**** Dataset
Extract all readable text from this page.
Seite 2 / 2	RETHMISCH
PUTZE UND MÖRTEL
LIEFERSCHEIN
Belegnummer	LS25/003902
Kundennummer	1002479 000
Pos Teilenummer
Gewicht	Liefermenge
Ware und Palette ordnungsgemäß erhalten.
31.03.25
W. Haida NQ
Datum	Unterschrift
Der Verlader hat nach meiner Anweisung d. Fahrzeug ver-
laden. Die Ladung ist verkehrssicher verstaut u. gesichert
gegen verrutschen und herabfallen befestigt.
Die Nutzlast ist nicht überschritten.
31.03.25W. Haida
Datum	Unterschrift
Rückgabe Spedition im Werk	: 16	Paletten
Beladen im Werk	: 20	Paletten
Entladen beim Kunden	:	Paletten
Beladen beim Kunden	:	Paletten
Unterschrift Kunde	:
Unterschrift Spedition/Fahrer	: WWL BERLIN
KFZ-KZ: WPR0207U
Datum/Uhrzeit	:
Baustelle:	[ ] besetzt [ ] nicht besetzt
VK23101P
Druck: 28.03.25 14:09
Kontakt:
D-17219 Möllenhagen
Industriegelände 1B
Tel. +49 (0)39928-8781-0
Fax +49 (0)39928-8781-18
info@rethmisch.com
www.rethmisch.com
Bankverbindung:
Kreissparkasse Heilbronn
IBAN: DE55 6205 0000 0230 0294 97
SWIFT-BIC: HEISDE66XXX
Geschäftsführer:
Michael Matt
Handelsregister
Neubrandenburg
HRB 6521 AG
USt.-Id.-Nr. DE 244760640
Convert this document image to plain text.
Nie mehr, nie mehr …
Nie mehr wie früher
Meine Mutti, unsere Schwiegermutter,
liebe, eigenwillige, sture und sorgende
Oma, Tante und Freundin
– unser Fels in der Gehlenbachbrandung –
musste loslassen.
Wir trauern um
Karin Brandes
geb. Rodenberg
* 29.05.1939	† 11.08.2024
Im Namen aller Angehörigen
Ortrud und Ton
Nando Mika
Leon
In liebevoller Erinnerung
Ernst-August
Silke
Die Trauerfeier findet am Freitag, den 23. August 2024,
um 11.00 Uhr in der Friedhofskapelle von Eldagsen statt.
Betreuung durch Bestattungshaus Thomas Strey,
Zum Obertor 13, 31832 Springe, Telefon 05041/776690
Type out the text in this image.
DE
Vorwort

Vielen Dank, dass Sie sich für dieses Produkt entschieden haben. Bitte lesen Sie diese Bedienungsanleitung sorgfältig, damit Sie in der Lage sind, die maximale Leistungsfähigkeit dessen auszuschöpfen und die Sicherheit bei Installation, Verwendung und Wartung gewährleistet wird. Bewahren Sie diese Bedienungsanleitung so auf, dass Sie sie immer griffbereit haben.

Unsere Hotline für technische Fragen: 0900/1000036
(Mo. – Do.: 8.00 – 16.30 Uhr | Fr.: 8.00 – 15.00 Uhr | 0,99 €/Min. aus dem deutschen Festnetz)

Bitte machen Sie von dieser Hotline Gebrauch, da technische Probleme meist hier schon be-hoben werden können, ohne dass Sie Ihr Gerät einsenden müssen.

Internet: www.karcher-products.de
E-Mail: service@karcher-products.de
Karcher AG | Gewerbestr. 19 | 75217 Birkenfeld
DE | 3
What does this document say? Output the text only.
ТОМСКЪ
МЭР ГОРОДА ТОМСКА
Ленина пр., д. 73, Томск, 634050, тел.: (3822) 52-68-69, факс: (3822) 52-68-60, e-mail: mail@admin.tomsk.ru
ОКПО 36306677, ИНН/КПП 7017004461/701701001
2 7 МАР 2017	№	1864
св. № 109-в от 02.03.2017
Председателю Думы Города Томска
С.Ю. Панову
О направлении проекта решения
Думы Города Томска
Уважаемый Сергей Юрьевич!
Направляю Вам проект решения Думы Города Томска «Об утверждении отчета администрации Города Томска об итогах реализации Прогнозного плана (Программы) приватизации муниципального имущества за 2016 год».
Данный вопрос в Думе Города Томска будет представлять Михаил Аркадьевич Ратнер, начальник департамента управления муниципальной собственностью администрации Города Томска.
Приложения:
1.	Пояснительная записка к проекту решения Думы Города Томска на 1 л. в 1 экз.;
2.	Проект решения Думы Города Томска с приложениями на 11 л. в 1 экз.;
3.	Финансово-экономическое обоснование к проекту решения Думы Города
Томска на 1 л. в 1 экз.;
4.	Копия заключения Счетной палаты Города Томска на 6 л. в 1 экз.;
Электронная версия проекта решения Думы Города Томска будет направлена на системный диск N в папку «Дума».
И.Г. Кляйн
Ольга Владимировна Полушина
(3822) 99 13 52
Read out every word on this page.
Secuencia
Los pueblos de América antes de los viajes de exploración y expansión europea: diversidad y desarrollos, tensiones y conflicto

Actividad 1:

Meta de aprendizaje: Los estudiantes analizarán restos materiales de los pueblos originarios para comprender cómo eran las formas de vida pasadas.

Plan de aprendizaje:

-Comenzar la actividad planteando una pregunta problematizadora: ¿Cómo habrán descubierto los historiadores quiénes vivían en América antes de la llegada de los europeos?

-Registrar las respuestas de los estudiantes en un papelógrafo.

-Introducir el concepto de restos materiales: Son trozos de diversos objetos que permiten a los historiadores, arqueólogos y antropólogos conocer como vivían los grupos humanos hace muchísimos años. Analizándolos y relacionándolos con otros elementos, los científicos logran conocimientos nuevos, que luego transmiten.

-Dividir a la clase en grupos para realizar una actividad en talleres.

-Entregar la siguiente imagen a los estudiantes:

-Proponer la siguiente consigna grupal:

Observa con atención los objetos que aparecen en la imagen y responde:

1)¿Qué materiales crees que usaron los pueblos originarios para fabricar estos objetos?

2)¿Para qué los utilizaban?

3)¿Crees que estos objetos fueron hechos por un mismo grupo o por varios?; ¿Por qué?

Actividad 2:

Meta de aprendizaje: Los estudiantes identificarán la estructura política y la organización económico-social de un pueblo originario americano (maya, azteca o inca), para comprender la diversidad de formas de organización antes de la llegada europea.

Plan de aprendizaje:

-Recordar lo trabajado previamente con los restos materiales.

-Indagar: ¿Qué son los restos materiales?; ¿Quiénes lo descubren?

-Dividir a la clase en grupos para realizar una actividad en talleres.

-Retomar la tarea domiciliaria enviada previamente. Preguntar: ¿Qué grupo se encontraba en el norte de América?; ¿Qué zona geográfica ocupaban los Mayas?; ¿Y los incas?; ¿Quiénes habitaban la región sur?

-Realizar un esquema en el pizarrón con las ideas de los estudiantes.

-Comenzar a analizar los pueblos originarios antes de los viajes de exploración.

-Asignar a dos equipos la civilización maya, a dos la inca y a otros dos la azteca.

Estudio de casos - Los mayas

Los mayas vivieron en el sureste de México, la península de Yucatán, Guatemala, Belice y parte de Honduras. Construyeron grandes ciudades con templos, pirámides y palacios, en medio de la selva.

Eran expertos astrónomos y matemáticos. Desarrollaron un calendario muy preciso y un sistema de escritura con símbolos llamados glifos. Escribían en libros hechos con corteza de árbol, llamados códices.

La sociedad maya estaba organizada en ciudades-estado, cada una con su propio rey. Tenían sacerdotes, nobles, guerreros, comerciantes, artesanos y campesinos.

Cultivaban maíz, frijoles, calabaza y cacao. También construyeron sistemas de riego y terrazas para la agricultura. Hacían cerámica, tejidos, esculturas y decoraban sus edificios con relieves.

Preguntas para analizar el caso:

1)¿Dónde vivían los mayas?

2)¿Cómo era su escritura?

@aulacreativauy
********
Exercise objective. Print the records once more, exactly as they were given.

Output below.
Extract all readable text from this page.
Seite 2 / 2	RETHMISCH
PUTZE UND MÖRTEL
LIEFERSCHEIN
Belegnummer	LS25/003902
Kundennummer	1002479 000
Pos Teilenummer
Gewicht	Liefermenge
Ware und Palette ordnungsgemäß erhalten.
31.03.25
W. Haida NQ
Datum	Unterschrift
Der Verlader hat nach meiner Anweisung d. Fahrzeug ver-
laden. Die Ladung ist verkehrssicher verstaut u. gesichert
gegen verrutschen und herabfallen befestigt.
Die Nutzlast ist nicht überschritten.
31.03.25W. Haida
Datum	Unterschrift
Rückgabe Spedition im Werk	: 16	Paletten
Beladen im Werk	: 20	Paletten
Entladen beim Kunden	:	Paletten
Beladen beim Kunden	:	Paletten
Unterschrift Kunde	:
Unterschrift Spedition/Fahrer	: WWL BERLIN
KFZ-KZ: WPR0207U
Datum/Uhrzeit	:
Baustelle:	[ ] besetzt [ ] nicht besetzt
VK23101P
Druck: 28.03.25 14:09
Kontakt:
D-17219 Möllenhagen
Industriegelände 1B
Tel. +49 (0)39928-8781-0
Fax +49 (0)39928-8781-18
info@rethmisch.com
www.rethmisch.com
Bankverbindung:
Kreissparkasse Heilbronn
IBAN: DE55 6205 0000 0230 0294 97
SWIFT-BIC: HEISDE66XXX
Geschäftsführer:
Michael Matt
Handelsregister
Neubrandenburg
HRB 6521 AG
USt.-Id.-Nr. DE 244760640
Convert this document image to plain text.
Nie mehr, nie mehr …
Nie mehr wie früher
Meine Mutti, unsere Schwiegermutter,
liebe, eigenwillige, sture und sorgende
Oma, Tante und Freundin
– unser Fels in der Gehlenbachbrandung –
musste loslassen.
Wir trauern um
Karin Brandes
geb. Rodenberg
* 29.05.1939	† 11.08.2024
Im Namen aller Angehörigen
Ortrud und Ton
Nando Mika
Leon
In liebevoller Erinnerung
Ernst-August
Silke
Die Trauerfeier findet am Freitag, den 23. August 2024,
um 11.00 Uhr in der Friedhofskapelle von Eldagsen statt.
Betreuung durch Bestattungshaus Thomas Strey,
Zum Obertor 13, 31832 Springe, Telefon 05041/776690
Type out the text in this image.
DE
Vorwort

Vielen Dank, dass Sie sich für dieses Produkt entschieden haben. Bitte lesen Sie diese Bedienungsanleitung sorgfältig, damit Sie in der Lage sind, die maximale Leistungsfähigkeit dessen auszuschöpfen und die Sicherheit bei Installation, Verwendung und Wartung gewährleistet wird. Bewahren Sie diese Bedienungsanleitung so auf, dass Sie sie immer griffbereit haben.

Unsere Hotline für technische Fragen: 0900/1000036
(Mo. – Do.: 8.00 – 16.30 Uhr | Fr.: 8.00 – 15.00 Uhr | 0,99 €/Min. aus dem deutschen Festnetz)

Bitte machen Sie von dieser Hotline Gebrauch, da technische Probleme meist hier schon be-hoben werden können, ohne dass Sie Ihr Gerät einsenden müssen.

Internet: www.karcher-products.de
E-Mail: service@karcher-products.de
Karcher AG | Gewerbestr. 19 | 75217 Birkenfeld
DE | 3
What does this document say? Output the text only.
ТОМСКЪ
МЭР ГОРОДА ТОМСКА
Ленина пр., д. 73, Томск, 634050, тел.: (3822) 52-68-69, факс: (3822) 52-68-60, e-mail: mail@admin.tomsk.ru
ОКПО 36306677, ИНН/КПП 7017004461/701701001
2 7 МАР 2017	№	1864
св. № 109-в от 02.03.2017
Председателю Думы Города Томска
С.Ю. Панову
О направлении проекта решения
Думы Города Томска
Уважаемый Сергей Юрьевич!
Направляю Вам проект решения Думы Города Томска «Об утверждении отчета администрации Города Томска об итогах реализации Прогнозного плана (Программы) приватизации муниципального имущества за 2016 год».
Данный вопрос в Думе Города Томска будет представлять Михаил Аркадьевич Ратнер, начальник департамента управления муниципальной собственностью администрации Города Томска.
Приложения:
1.	Пояснительная записка к проекту решения Думы Города Томска на 1 л. в 1 экз.;
2.	Проект решения Думы Города Томска с приложениями на 11 л. в 1 экз.;
3.	Финансово-экономическое обоснование к проекту решения Думы Города
Томска на 1 л. в 1 экз.;
4.	Копия заключения Счетной палаты Города Томска на 6 л. в 1 экз.;
Электронная версия проекта решения Думы Города Томска будет направлена на системный диск N в папку «Дума».
И.Г. Кляйн
Ольга Владимировна Полушина
(3822) 99 13 52
Read out every word on this page.
Secuencia
Los pueblos de América antes de los viajes de exploración y expansión europea: diversidad y desarrollos, tensiones y conflicto

Actividad 1:

Meta de aprendizaje: Los estudiantes analizarán restos materiales de los pueblos originarios para comprender cómo eran las formas de vida pasadas.

Plan de aprendizaje:

-Comenzar la actividad planteando una pregunta problematizadora: ¿Cómo habrán descubierto los historiadores quiénes vivían en América antes de la llegada de los europeos?

-Registrar las respuestas de los estudiantes en un papelógrafo.

-Introducir el concepto de restos materiales: Son trozos de diversos objetos que permiten a los historiadores, arqueólogos y antropólogos conocer como vivían los grupos humanos hace muchísimos años. Analizándolos y relacionándolos con otros elementos, los científicos logran conocimientos nuevos, que luego transmiten.

-Dividir a la clase en grupos para realizar una actividad en talleres.

-Entregar la siguiente imagen a los estudiantes:

-Proponer la siguiente consigna grupal:

Observa con atención los objetos que aparecen en la imagen y responde:

1)¿Qué materiales crees que usaron los pueblos originarios para fabricar estos objetos?

2)¿Para qué los utilizaban?

3)¿Crees que estos objetos fueron hechos por un mismo grupo o por varios?; ¿Por qué?

Actividad 2:

Meta de aprendizaje: Los estudiantes identificarán la estructura política y la organización económico-social de un pueblo originario americano (maya, azteca o inca), para comprender la diversidad de formas de organización antes de la llegada europea.

Plan de aprendizaje:

-Recordar lo trabajado previamente con los restos materiales.

-Indagar: ¿Qué son los restos materiales?; ¿Quiénes lo descubren?

-Dividir a la clase en grupos para realizar una actividad en talleres.

-Retomar la tarea domiciliaria enviada previamente. Preguntar: ¿Qué grupo se encontraba en el norte de América?; ¿Qué zona geográfica ocupaban los Mayas?; ¿Y los incas?; ¿Quiénes habitaban la región sur?

-Realizar un esquema en el pizarrón con las ideas de los estudiantes.

-Comenzar a analizar los pueblos originarios antes de los viajes de exploración.

-Asignar a dos equipos la civilización maya, a dos la inca y a otros dos la azteca.

Estudio de casos - Los mayas

Los mayas vivieron en el sureste de México, la península de Yucatán, Guatemala, Belice y parte de Honduras. Construyeron grandes ciudades con templos, pirámides y palacios, en medio de la selva.

Eran expertos astrónomos y matemáticos. Desarrollaron un calendario muy preciso y un sistema de escritura con símbolos llamados glifos. Escribían en libros hechos con corteza de árbol, llamados códices.

La sociedad maya estaba organizada en ciudades-estado, cada una con su propio rey. Tenían sacerdotes, nobles, guerreros, comerciantes, artesanos y campesinos.

Cultivaban maíz, frijoles, calabaza y cacao. También construyeron sistemas de riego y terrazas para la agricultura. Hacían cerámica, tejidos, esculturas y decoraban sus edificios con relieves.

Preguntas para analizar el caso:

1)¿Dónde vivían los mayas?

2)¿Cómo era su escritura?

@aulacreativauy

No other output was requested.